━━ Entries
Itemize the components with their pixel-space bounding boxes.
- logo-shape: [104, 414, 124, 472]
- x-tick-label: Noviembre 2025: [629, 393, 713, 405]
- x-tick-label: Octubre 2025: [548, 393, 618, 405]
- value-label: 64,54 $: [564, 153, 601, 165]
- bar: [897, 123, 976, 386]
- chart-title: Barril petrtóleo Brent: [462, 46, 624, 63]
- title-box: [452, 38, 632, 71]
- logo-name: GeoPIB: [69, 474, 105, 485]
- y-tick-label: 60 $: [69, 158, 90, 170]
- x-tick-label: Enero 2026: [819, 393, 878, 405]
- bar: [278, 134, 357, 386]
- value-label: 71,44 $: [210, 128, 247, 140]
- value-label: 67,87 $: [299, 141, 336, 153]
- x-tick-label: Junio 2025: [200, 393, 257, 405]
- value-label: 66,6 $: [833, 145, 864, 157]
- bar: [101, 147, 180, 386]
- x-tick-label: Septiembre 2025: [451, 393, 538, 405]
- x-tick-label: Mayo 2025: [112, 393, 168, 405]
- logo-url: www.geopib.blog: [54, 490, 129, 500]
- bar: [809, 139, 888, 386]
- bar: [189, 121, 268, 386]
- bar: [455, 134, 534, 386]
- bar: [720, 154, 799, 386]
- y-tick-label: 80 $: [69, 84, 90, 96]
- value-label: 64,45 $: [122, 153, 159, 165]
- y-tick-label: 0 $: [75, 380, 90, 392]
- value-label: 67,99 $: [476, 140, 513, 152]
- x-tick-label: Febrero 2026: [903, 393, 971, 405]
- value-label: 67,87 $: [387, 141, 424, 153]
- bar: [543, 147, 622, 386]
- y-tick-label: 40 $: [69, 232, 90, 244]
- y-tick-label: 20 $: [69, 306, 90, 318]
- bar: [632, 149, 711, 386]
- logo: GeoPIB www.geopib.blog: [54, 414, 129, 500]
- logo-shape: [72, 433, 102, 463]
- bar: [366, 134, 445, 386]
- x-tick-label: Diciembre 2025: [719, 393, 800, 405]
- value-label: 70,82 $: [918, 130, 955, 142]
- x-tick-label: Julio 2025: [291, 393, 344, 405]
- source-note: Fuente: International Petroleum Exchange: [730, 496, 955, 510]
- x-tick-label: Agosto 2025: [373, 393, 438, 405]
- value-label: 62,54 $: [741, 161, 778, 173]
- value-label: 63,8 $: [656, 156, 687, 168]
━━━━
(Set exercise):
Please set out every line of the listing above as a JSON list of strings, one string per line, with blank lines omitted.

(Task output):
[
  "Itemize the components with their pixel-space bounding boxes.",
  "- logo-shape: [104, 414, 124, 472]",
  "- x-tick-label: Noviembre 2025: [629, 393, 713, 405]",
  "- x-tick-label: Octubre 2025: [548, 393, 618, 405]",
  "- value-label: 64,54 $: [564, 153, 601, 165]",
  "- bar: [897, 123, 976, 386]",
  "- chart-title: Barril petrtóleo Brent: [462, 46, 624, 63]",
  "- title-box: [452, 38, 632, 71]",
  "- logo-name: GeoPIB: [69, 474, 105, 485]",
  "- y-tick-label: 60 $: [69, 158, 90, 170]",
  "- x-tick-label: Enero 2026: [819, 393, 878, 405]",
  "- bar: [278, 134, 357, 386]",
  "- value-label: 71,44 $: [210, 128, 247, 140]",
  "- value-label: 67,87 $: [299, 141, 336, 153]",
  "- x-tick-label: Junio 2025: [200, 393, 257, 405]",
  "- value-label: 66,6 $: [833, 145, 864, 157]",
  "- bar: [101, 147, 180, 386]",
  "- x-tick-label: Septiembre 2025: [451, 393, 538, 405]",
  "- x-tick-label: Mayo 2025: [112, 393, 168, 405]",
  "- logo-url: www.geopib.blog: [54, 490, 129, 500]",
  "- bar: [809, 139, 888, 386]",
  "- bar: [189, 121, 268, 386]",
  "- bar: [455, 134, 534, 386]",
  "- bar: [720, 154, 799, 386]",
  "- y-tick-label: 80 $: [69, 84, 90, 96]",
  "- value-label: 64,45 $: [122, 153, 159, 165]",
  "- y-tick-label: 0 $: [75, 380, 90, 392]",
  "- value-label: 67,99 $: [476, 140, 513, 152]",
  "- x-tick-label: Febrero 2026: [903, 393, 971, 405]",
  "- value-label: 67,87 $: [387, 141, 424, 153]",
  "- bar: [543, 147, 622, 386]",
  "- y-tick-label: 40 $: [69, 232, 90, 244]",
  "- y-tick-label: 20 $: [69, 306, 90, 318]",
  "- bar: [632, 149, 711, 386]",
  "- logo: GeoPIB www.geopib.blog: [54, 414, 129, 500]",
  "- logo-shape: [72, 433, 102, 463]",
  "- bar: [366, 134, 445, 386]",
  "- x-tick-label: Diciembre 2025: [719, 393, 800, 405]",
  "- value-label: 70,82 $: [918, 130, 955, 142]",
  "- x-tick-label: Julio 2025: [291, 393, 344, 405]",
  "- source-note: Fuente: International Petroleum Exchange: [730, 496, 955, 510]",
  "- x-tick-label: Agosto 2025: [373, 393, 438, 405]",
  "- value-label: 62,54 $: [741, 161, 778, 173]",
  "- value-label: 63,8 $: [656, 156, 687, 168]"
]